(Information shown):
--- BEGIN ---

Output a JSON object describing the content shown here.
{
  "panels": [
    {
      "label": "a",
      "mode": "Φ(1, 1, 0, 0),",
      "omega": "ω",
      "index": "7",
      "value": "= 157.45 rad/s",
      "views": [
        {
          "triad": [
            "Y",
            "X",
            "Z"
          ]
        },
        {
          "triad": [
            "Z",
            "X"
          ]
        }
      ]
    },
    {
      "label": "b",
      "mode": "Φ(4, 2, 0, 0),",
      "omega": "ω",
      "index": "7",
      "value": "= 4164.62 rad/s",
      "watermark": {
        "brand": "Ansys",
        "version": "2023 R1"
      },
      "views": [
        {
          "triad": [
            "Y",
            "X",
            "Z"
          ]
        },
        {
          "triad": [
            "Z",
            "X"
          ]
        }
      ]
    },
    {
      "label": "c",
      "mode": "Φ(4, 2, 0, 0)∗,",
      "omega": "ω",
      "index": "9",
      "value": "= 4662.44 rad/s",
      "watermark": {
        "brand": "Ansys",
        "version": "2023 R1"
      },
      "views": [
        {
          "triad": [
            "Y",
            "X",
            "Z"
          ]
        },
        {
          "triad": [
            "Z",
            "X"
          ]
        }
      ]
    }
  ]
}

--- END ---

Find how many of the lines above have the word "value" in them. State only that number.

(Answer to this exercise): 3